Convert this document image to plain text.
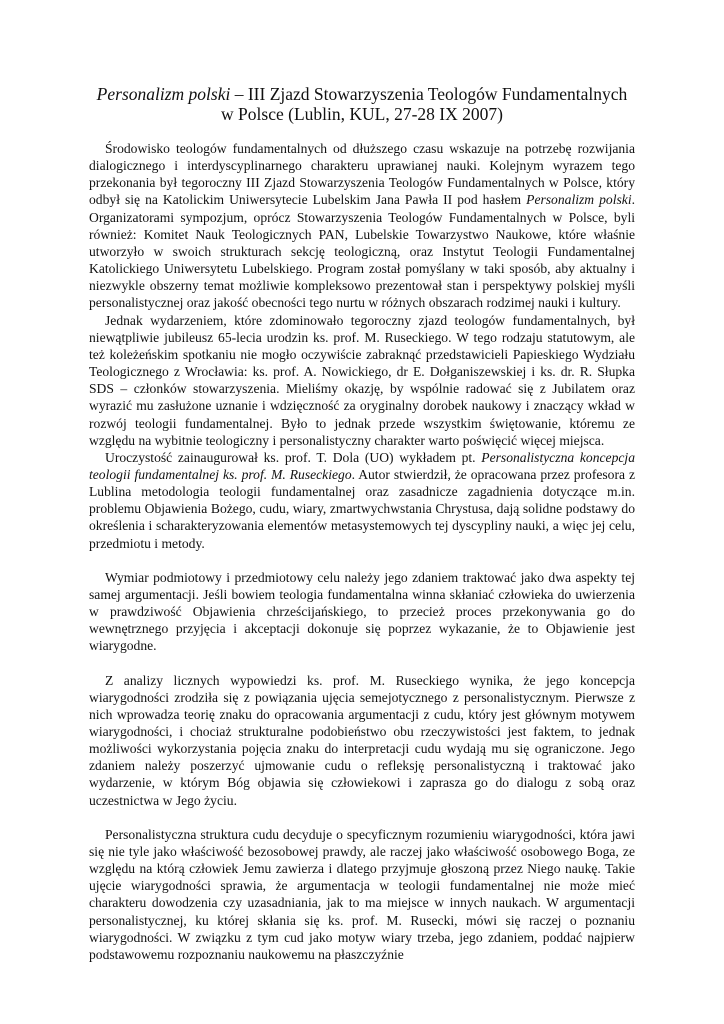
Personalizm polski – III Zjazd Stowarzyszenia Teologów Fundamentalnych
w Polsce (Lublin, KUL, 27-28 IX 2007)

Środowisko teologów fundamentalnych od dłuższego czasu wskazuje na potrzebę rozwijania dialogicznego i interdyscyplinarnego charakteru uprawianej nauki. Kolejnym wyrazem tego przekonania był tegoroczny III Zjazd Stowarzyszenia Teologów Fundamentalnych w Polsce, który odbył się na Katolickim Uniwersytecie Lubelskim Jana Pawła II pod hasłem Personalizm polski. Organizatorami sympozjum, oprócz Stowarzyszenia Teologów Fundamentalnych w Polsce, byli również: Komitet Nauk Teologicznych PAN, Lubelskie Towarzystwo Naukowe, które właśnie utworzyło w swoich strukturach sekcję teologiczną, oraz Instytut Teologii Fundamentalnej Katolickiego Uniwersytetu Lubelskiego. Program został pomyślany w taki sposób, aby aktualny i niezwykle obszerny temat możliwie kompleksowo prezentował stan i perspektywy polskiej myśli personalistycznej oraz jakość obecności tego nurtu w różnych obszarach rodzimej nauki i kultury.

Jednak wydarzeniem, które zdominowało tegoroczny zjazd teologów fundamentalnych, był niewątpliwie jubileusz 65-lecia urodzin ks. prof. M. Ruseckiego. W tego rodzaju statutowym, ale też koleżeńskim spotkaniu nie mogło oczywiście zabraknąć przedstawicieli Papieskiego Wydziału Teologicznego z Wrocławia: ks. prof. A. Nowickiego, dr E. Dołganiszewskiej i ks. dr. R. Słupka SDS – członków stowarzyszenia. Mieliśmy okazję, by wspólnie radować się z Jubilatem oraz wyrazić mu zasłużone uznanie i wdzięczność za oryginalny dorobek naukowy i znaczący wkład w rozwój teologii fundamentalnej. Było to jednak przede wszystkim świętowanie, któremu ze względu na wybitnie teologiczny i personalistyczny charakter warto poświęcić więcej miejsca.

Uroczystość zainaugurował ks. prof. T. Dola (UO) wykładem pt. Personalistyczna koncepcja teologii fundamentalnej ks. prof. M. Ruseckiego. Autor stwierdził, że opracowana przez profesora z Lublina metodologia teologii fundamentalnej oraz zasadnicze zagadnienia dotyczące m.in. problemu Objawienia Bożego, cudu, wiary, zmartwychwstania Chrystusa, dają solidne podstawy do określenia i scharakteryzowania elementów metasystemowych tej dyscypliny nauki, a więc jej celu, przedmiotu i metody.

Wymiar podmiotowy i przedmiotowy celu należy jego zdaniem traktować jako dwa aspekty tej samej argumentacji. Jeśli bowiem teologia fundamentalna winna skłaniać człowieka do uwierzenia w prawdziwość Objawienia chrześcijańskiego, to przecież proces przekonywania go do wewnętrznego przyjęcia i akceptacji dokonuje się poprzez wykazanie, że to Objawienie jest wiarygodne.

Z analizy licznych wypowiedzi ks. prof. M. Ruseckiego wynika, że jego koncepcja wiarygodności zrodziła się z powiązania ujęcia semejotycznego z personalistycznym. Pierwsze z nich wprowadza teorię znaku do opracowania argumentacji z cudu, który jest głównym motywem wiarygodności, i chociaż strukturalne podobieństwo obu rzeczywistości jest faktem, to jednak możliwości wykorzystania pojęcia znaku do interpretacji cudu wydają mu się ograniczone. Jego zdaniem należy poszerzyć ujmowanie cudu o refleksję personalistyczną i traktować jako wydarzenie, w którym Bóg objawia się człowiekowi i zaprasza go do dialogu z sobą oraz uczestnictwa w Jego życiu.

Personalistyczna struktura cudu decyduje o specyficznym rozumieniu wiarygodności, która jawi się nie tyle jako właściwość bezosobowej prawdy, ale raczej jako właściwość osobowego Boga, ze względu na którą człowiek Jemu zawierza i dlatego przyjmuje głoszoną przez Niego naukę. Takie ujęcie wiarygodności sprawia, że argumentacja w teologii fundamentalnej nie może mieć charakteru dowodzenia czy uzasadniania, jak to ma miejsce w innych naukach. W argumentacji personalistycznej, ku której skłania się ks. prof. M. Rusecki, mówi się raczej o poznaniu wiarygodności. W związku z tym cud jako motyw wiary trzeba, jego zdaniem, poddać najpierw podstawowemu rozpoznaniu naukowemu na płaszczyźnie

Given task —
Transcribe the listing above verbatim. Omit the pictures.

Completed exercise —
Convert this document image to plain text.
Personalizm polski – III Zjazd Stowarzyszenia Teologów Fundamentalnych
w Polsce (Lublin, KUL, 27-28 IX 2007)

Środowisko teologów fundamentalnych od dłuższego czasu wskazuje na potrzebę rozwijania dialogicznego i interdyscyplinarnego charakteru uprawianej nauki. Kolejnym wyrazem tego przekonania był tegoroczny III Zjazd Stowarzyszenia Teologów Fundamentalnych w Polsce, który odbył się na Katolickim Uniwersytecie Lubelskim Jana Pawła II pod hasłem Personalizm polski. Organizatorami sympozjum, oprócz Stowarzyszenia Teologów Fundamentalnych w Polsce, byli również: Komitet Nauk Teologicznych PAN, Lubelskie Towarzystwo Naukowe, które właśnie utworzyło w swoich strukturach sekcję teologiczną, oraz Instytut Teologii Fundamentalnej Katolickiego Uniwersytetu Lubelskiego. Program został pomyślany w taki sposób, aby aktualny i niezwykle obszerny temat możliwie kompleksowo prezentował stan i perspektywy polskiej myśli personalistycznej oraz jakość obecności tego nurtu w różnych obszarach rodzimej nauki i kultury.

Jednak wydarzeniem, które zdominowało tegoroczny zjazd teologów fundamentalnych, był niewątpliwie jubileusz 65-lecia urodzin ks. prof. M. Ruseckiego. W tego rodzaju statutowym, ale też koleżeńskim spotkaniu nie mogło oczywiście zabraknąć przedstawicieli Papieskiego Wydziału Teologicznego z Wrocławia: ks. prof. A. Nowickiego, dr E. Dołganiszewskiej i ks. dr. R. Słupka SDS – członków stowarzyszenia. Mieliśmy okazję, by wspólnie radować się z Jubilatem oraz wyrazić mu zasłużone uznanie i wdzięczność za oryginalny dorobek naukowy i znaczący wkład w rozwój teologii fundamentalnej. Było to jednak przede wszystkim świętowanie, któremu ze względu na wybitnie teologiczny i personalistyczny charakter warto poświęcić więcej miejsca.

Uroczystość zainaugurował ks. prof. T. Dola (UO) wykładem pt. Personalistyczna koncepcja teologii fundamentalnej ks. prof. M. Ruseckiego. Autor stwierdził, że opracowana przez profesora z Lublina metodologia teologii fundamentalnej oraz zasadnicze zagadnienia dotyczące m.in. problemu Objawienia Bożego, cudu, wiary, zmartwychwstania Chrystusa, dają solidne podstawy do określenia i scharakteryzowania elementów metasystemowych tej dyscypliny nauki, a więc jej celu, przedmiotu i metody.

Wymiar podmiotowy i przedmiotowy celu należy jego zdaniem traktować jako dwa aspekty tej samej argumentacji. Jeśli bowiem teologia fundamentalna winna skłaniać człowieka do uwierzenia w prawdziwość Objawienia chrześcijańskiego, to przecież proces przekonywania go do wewnętrznego przyjęcia i akceptacji dokonuje się poprzez wykazanie, że to Objawienie jest wiarygodne.

Z analizy licznych wypowiedzi ks. prof. M. Ruseckiego wynika, że jego koncepcja wiarygodności zrodziła się z powiązania ujęcia semejotycznego z personalistycznym. Pierwsze z nich wprowadza teorię znaku do opracowania argumentacji z cudu, który jest głównym motywem wiarygodności, i chociaż strukturalne podobieństwo obu rzeczywistości jest faktem, to jednak możliwości wykorzystania pojęcia znaku do interpretacji cudu wydają mu się ograniczone. Jego zdaniem należy poszerzyć ujmowanie cudu o refleksję personalistyczną i traktować jako wydarzenie, w którym Bóg objawia się człowiekowi i zaprasza go do dialogu z sobą oraz uczestnictwa w Jego życiu.

Personalistyczna struktura cudu decyduje o specyficznym rozumieniu wiarygodności, która jawi się nie tyle jako właściwość bezosobowej prawdy, ale raczej jako właściwość osobowego Boga, ze względu na którą człowiek Jemu zawierza i dlatego przyjmuje głoszoną przez Niego naukę. Takie ujęcie wiarygodności sprawia, że argumentacja w teologii fundamentalnej nie może mieć charakteru dowodzenia czy uzasadniania, jak to ma miejsce w innych naukach. W argumentacji personalistycznej, ku której skłania się ks. prof. M. Rusecki, mówi się raczej o poznaniu wiarygodności. W związku z tym cud jako motyw wiary trzeba, jego zdaniem, poddać najpierw podstawowemu rozpoznaniu naukowemu na płaszczyźnie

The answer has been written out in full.